══ Material to process
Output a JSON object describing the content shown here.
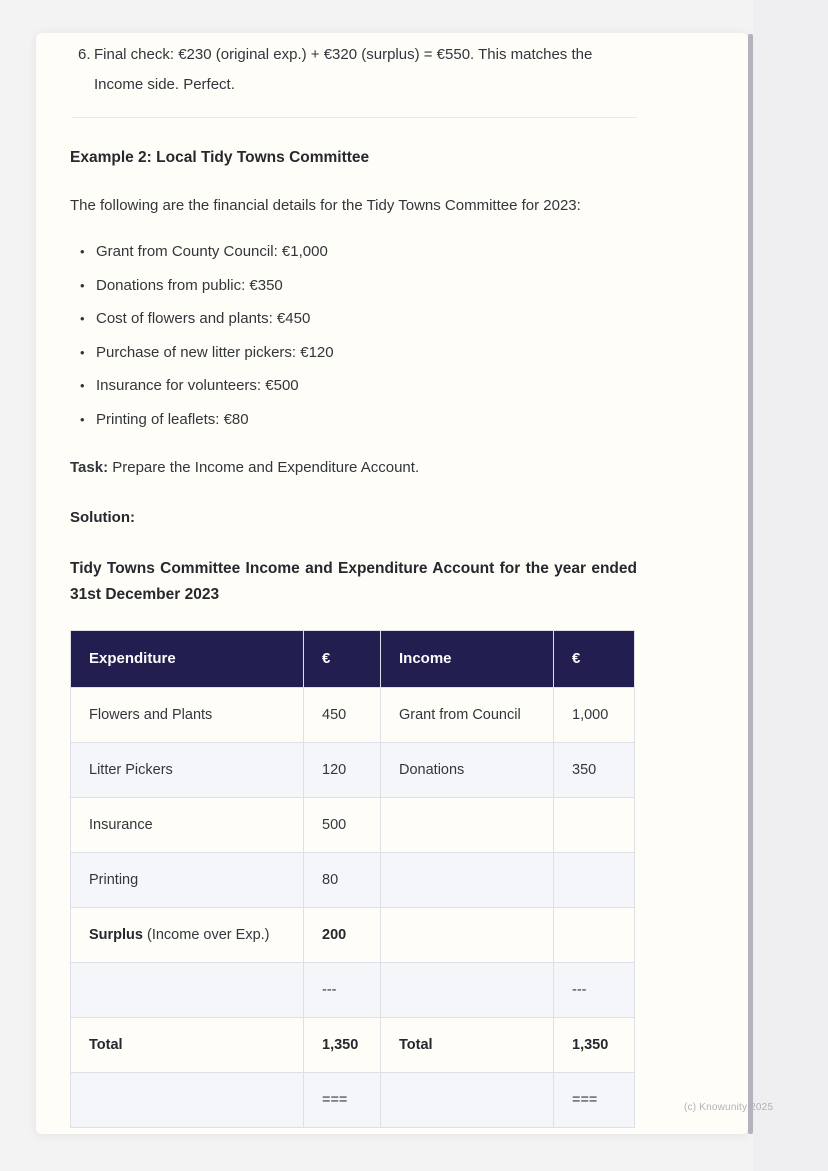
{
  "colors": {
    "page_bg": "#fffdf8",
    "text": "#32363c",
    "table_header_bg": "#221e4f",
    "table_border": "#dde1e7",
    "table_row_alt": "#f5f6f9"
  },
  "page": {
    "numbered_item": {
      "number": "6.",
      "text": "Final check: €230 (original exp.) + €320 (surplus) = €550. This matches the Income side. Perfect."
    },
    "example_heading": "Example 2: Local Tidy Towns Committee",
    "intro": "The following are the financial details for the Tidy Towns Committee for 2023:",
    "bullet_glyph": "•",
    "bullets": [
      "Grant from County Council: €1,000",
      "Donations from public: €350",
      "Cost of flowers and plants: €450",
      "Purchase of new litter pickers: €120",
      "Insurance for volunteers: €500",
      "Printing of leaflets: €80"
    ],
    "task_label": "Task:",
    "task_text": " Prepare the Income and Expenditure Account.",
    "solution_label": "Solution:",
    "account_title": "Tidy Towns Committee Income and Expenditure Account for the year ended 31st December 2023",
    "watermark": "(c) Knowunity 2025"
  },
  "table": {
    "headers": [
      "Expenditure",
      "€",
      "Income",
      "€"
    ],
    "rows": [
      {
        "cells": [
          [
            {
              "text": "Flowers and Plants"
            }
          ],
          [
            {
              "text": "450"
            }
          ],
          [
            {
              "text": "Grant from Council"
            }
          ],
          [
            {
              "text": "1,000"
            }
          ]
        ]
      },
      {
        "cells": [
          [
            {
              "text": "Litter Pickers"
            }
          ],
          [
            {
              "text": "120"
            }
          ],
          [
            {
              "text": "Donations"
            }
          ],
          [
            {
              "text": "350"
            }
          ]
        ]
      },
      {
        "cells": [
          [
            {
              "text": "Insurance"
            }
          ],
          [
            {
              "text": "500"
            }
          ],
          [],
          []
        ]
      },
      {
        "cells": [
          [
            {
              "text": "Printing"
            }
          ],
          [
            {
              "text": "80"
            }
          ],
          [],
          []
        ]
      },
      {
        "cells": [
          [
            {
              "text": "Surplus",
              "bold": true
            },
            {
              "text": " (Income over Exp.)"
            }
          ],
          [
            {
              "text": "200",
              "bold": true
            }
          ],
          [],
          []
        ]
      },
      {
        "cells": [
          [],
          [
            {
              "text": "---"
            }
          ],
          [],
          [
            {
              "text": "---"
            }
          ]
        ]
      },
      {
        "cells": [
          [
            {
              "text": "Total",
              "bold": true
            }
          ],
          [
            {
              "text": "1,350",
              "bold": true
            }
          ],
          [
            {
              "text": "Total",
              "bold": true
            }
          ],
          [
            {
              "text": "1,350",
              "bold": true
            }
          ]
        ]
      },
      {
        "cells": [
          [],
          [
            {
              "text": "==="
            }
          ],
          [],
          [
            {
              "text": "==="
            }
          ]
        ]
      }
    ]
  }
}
════
══ Material to process
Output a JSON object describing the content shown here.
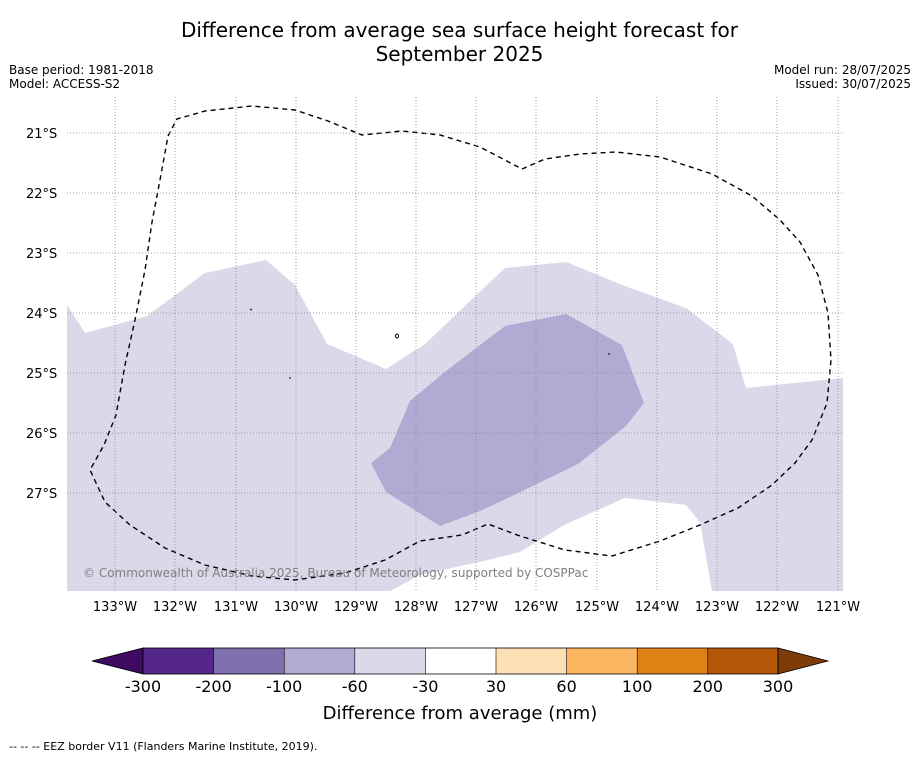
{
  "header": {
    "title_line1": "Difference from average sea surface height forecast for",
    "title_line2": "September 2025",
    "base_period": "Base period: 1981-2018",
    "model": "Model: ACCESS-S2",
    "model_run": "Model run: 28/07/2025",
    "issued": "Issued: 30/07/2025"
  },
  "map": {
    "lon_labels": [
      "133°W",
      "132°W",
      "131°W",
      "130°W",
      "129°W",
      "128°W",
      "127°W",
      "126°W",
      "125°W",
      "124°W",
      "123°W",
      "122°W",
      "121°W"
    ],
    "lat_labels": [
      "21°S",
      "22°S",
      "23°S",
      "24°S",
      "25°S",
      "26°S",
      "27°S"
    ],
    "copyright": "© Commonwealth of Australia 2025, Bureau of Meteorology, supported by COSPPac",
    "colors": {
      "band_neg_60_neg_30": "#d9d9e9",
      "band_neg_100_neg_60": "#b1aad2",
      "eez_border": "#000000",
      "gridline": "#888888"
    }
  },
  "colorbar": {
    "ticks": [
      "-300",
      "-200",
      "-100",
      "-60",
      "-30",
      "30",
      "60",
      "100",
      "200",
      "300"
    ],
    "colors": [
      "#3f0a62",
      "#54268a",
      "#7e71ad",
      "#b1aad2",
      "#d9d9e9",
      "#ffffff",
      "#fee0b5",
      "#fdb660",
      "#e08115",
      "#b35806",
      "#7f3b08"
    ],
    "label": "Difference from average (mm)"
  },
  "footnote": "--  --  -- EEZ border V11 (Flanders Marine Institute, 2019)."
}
════
## Problem statement
List all lines holding the string "Insurance".

## Solution
      "Insurance for volunteers: €500",
              "text": "Insurance"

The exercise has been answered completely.